--- Start EXTRACTED MATERIAL ---

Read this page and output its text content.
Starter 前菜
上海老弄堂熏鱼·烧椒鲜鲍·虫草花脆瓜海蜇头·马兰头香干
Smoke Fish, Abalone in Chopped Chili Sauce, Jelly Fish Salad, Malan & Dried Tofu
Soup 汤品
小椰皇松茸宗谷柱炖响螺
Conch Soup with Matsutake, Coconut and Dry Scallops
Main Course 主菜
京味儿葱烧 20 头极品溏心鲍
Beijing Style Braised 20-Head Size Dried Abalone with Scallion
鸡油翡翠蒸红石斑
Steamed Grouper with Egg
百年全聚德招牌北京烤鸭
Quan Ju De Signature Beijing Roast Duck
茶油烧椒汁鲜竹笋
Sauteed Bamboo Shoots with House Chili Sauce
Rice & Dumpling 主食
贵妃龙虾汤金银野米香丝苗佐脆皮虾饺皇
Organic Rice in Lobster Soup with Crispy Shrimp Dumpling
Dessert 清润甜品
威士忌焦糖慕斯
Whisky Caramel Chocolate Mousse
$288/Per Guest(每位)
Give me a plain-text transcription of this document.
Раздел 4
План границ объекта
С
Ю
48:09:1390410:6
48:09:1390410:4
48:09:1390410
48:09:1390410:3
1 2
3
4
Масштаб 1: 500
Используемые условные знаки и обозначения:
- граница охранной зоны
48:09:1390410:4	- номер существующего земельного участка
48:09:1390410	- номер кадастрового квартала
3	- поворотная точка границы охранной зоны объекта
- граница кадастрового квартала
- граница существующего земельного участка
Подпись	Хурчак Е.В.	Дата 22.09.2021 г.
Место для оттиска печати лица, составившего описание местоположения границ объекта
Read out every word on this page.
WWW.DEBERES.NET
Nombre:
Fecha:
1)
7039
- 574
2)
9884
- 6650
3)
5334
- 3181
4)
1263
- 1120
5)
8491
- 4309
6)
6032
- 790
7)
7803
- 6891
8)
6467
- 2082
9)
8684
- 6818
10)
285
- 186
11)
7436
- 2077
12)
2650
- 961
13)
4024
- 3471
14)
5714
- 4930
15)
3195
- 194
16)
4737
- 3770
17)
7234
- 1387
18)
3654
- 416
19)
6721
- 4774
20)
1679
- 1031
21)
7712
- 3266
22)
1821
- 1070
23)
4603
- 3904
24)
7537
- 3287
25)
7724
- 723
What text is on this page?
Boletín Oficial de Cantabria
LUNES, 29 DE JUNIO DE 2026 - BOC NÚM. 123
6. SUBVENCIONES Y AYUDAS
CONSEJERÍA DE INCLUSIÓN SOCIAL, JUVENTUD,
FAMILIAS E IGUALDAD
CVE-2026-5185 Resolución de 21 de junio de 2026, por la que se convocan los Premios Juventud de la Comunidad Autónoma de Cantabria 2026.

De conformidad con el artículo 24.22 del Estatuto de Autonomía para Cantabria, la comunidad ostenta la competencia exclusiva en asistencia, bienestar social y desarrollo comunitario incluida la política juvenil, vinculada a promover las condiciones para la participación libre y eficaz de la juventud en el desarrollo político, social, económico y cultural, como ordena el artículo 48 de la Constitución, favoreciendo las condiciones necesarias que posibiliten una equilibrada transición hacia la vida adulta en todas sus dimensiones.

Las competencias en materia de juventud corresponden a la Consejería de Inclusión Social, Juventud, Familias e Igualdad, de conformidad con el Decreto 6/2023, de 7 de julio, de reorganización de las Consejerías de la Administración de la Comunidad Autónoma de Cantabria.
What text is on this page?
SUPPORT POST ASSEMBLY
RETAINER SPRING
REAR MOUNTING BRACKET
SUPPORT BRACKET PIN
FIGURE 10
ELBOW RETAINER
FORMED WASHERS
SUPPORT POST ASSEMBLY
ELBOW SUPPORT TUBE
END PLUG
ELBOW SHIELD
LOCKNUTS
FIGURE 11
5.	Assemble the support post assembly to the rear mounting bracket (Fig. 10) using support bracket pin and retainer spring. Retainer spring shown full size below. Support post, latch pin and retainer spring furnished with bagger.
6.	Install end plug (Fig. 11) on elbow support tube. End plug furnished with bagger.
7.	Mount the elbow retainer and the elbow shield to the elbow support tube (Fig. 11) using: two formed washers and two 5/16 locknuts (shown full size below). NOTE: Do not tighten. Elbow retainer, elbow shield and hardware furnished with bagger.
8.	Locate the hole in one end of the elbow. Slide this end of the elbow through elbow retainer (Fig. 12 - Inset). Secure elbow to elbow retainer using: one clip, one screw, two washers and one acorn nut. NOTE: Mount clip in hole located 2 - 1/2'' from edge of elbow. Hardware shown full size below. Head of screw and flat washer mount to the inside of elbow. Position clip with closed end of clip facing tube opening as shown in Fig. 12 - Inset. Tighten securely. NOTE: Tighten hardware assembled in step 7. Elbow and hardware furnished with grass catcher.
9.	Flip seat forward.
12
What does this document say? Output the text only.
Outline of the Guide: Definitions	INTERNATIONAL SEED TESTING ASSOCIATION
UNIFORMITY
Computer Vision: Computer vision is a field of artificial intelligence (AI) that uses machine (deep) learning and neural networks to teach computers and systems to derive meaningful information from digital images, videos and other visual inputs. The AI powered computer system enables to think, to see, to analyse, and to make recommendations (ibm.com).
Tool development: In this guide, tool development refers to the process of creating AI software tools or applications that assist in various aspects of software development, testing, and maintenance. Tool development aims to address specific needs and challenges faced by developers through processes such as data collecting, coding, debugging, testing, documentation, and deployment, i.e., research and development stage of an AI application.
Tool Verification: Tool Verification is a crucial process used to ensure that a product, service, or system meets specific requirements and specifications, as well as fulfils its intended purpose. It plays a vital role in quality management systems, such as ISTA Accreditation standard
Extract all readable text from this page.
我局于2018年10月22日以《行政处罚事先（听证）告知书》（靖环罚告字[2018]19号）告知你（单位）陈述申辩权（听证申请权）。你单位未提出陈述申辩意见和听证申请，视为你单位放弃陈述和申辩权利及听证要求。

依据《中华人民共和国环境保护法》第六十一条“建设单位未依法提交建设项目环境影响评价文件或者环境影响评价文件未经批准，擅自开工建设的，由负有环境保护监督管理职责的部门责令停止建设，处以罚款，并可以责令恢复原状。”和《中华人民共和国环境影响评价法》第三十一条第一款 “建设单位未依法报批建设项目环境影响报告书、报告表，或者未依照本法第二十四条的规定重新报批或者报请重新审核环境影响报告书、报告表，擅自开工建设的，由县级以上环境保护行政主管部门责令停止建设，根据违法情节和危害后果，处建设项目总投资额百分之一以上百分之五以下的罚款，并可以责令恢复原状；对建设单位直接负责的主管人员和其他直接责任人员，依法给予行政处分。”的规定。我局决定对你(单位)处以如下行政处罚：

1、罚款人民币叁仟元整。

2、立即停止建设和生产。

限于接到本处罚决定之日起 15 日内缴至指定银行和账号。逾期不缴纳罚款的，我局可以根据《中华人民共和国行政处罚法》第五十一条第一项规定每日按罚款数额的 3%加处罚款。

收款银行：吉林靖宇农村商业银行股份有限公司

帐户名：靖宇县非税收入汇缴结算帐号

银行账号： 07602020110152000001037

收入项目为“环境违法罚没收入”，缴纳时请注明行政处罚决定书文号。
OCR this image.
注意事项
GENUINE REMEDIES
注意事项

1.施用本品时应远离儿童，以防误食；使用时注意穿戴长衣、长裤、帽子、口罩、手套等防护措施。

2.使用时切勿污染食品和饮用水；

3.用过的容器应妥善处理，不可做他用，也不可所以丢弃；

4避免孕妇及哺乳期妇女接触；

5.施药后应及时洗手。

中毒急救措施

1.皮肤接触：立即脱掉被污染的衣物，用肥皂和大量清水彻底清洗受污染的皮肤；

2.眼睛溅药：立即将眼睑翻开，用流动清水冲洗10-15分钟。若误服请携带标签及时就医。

--- End EXTRACTED MATERIAL ---

WRITTEN REQUEST. From the records above, extract everything verbatim.

EXERCISE RESULT.
Read this page and output its text content.
Starter 前菜
上海老弄堂熏鱼·烧椒鲜鲍·虫草花脆瓜海蜇头·马兰头香干
Smoke Fish, Abalone in Chopped Chili Sauce, Jelly Fish Salad, Malan & Dried Tofu
Soup 汤品
小椰皇松茸宗谷柱炖响螺
Conch Soup with Matsutake, Coconut and Dry Scallops
Main Course 主菜
京味儿葱烧 20 头极品溏心鲍
Beijing Style Braised 20-Head Size Dried Abalone with Scallion
鸡油翡翠蒸红石斑
Steamed Grouper with Egg
百年全聚德招牌北京烤鸭
Quan Ju De Signature Beijing Roast Duck
茶油烧椒汁鲜竹笋
Sauteed Bamboo Shoots with House Chili Sauce
Rice & Dumpling 主食
贵妃龙虾汤金银野米香丝苗佐脆皮虾饺皇
Organic Rice in Lobster Soup with Crispy Shrimp Dumpling
Dessert 清润甜品
威士忌焦糖慕斯
Whisky Caramel Chocolate Mousse
$288/Per Guest(每位)
Give me a plain-text transcription of this document.
Раздел 4
План границ объекта
С
Ю
48:09:1390410:6
48:09:1390410:4
48:09:1390410
48:09:1390410:3
1 2
3
4
Масштаб 1: 500
Используемые условные знаки и обозначения:
- граница охранной зоны
48:09:1390410:4	- номер существующего земельного участка
48:09:1390410	- номер кадастрового квартала
3	- поворотная точка границы охранной зоны объекта
- граница кадастрового квартала
- граница существующего земельного участка
Подпись	Хурчак Е.В.	Дата 22.09.2021 г.
Место для оттиска печати лица, составившего описание местоположения границ объекта
Read out every word on this page.
WWW.DEBERES.NET
Nombre:
Fecha:
1)
7039
- 574
2)
9884
- 6650
3)
5334
- 3181
4)
1263
- 1120
5)
8491
- 4309
6)
6032
- 790
7)
7803
- 6891
8)
6467
- 2082
9)
8684
- 6818
10)
285
- 186
11)
7436
- 2077
12)
2650
- 961
13)
4024
- 3471
14)
5714
- 4930
15)
3195
- 194
16)
4737
- 3770
17)
7234
- 1387
18)
3654
- 416
19)
6721
- 4774
20)
1679
- 1031
21)
7712
- 3266
22)
1821
- 1070
23)
4603
- 3904
24)
7537
- 3287
25)
7724
- 723
What text is on this page?
Boletín Oficial de Cantabria
LUNES, 29 DE JUNIO DE 2026 - BOC NÚM. 123
6. SUBVENCIONES Y AYUDAS
CONSEJERÍA DE INCLUSIÓN SOCIAL, JUVENTUD,
FAMILIAS E IGUALDAD
CVE-2026-5185 Resolución de 21 de junio de 2026, por la que se convocan los Premios Juventud de la Comunidad Autónoma de Cantabria 2026.

De conformidad con el artículo 24.22 del Estatuto de Autonomía para Cantabria, la comunidad ostenta la competencia exclusiva en asistencia, bienestar social y desarrollo comunitario incluida la política juvenil, vinculada a promover las condiciones para la participación libre y eficaz de la juventud en el desarrollo político, social, económico y cultural, como ordena el artículo 48 de la Constitución, favoreciendo las condiciones necesarias que posibiliten una equilibrada transición hacia la vida adulta en todas sus dimensiones.

Las competencias en materia de juventud corresponden a la Consejería de Inclusión Social, Juventud, Familias e Igualdad, de conformidad con el Decreto 6/2023, de 7 de julio, de reorganización de las Consejerías de la Administración de la Comunidad Autónoma de Cantabria.
What text is on this page?
SUPPORT POST ASSEMBLY
RETAINER SPRING
REAR MOUNTING BRACKET
SUPPORT BRACKET PIN
FIGURE 10
ELBOW RETAINER
FORMED WASHERS
SUPPORT POST ASSEMBLY
ELBOW SUPPORT TUBE
END PLUG
ELBOW SHIELD
LOCKNUTS
FIGURE 11
5.	Assemble the support post assembly to the rear mounting bracket (Fig. 10) using support bracket pin and retainer spring. Retainer spring shown full size below. Support post, latch pin and retainer spring furnished with bagger.
6.	Install end plug (Fig. 11) on elbow support tube. End plug furnished with bagger.
7.	Mount the elbow retainer and the elbow shield to the elbow support tube (Fig. 11) using: two formed washers and two 5/16 locknuts (shown full size below). NOTE: Do not tighten. Elbow retainer, elbow shield and hardware furnished with bagger.
8.	Locate the hole in one end of the elbow. Slide this end of the elbow through elbow retainer (Fig. 12 - Inset). Secure elbow to elbow retainer using: one clip, one screw, two washers and one acorn nut. NOTE: Mount clip in hole located 2 - 1/2'' from edge of elbow. Hardware shown full size below. Head of screw and flat washer mount to the inside of elbow. Position clip with closed end of clip facing tube opening as shown in Fig. 12 - Inset. Tighten securely. NOTE: Tighten hardware assembled in step 7. Elbow and hardware furnished with grass catcher.
9.	Flip seat forward.
12
What does this document say? Output the text only.
Outline of the Guide: Definitions	INTERNATIONAL SEED TESTING ASSOCIATION
UNIFORMITY
Computer Vision: Computer vision is a field of artificial intelligence (AI) that uses machine (deep) learning and neural networks to teach computers and systems to derive meaningful information from digital images, videos and other visual inputs. The AI powered computer system enables to think, to see, to analyse, and to make recommendations (ibm.com).
Tool development: In this guide, tool development refers to the process of creating AI software tools or applications that assist in various aspects of software development, testing, and maintenance. Tool development aims to address specific needs and challenges faced by developers through processes such as data collecting, coding, debugging, testing, documentation, and deployment, i.e., research and development stage of an AI application.
Tool Verification: Tool Verification is a crucial process used to ensure that a product, service, or system meets specific requirements and specifications, as well as fulfils its intended purpose. It plays a vital role in quality management systems, such as ISTA Accreditation standard
Extract all readable text from this page.
我局于2018年10月22日以《行政处罚事先（听证）告知书》（靖环罚告字[2018]19号）告知你（单位）陈述申辩权（听证申请权）。你单位未提出陈述申辩意见和听证申请，视为你单位放弃陈述和申辩权利及听证要求。

依据《中华人民共和国环境保护法》第六十一条“建设单位未依法提交建设项目环境影响评价文件或者环境影响评价文件未经批准，擅自开工建设的，由负有环境保护监督管理职责的部门责令停止建设，处以罚款，并可以责令恢复原状。”和《中华人民共和国环境影响评价法》第三十一条第一款 “建设单位未依法报批建设项目环境影响报告书、报告表，或者未依照本法第二十四条的规定重新报批或者报请重新审核环境影响报告书、报告表，擅自开工建设的，由县级以上环境保护行政主管部门责令停止建设，根据违法情节和危害后果，处建设项目总投资额百分之一以上百分之五以下的罚款，并可以责令恢复原状；对建设单位直接负责的主管人员和其他直接责任人员，依法给予行政处分。”的规定。我局决定对你(单位)处以如下行政处罚：

1、罚款人民币叁仟元整。

2、立即停止建设和生产。

限于接到本处罚决定之日起 15 日内缴至指定银行和账号。逾期不缴纳罚款的，我局可以根据《中华人民共和国行政处罚法》第五十一条第一项规定每日按罚款数额的 3%加处罚款。

收款银行：吉林靖宇农村商业银行股份有限公司

帐户名：靖宇县非税收入汇缴结算帐号

银行账号： 07602020110152000001037

收入项目为“环境违法罚没收入”，缴纳时请注明行政处罚决定书文号。
OCR this image.
注意事项
GENUINE REMEDIES
注意事项

1.施用本品时应远离儿童，以防误食；使用时注意穿戴长衣、长裤、帽子、口罩、手套等防护措施。

2.使用时切勿污染食品和饮用水；

3.用过的容器应妥善处理，不可做他用，也不可所以丢弃；

4避免孕妇及哺乳期妇女接触；

5.施药后应及时洗手。

中毒急救措施

1.皮肤接触：立即脱掉被污染的衣物，用肥皂和大量清水彻底清洗受污染的皮肤；

2.眼睛溅药：立即将眼睑翻开，用流动清水冲洗10-15分钟。若误服请携带标签及时就医。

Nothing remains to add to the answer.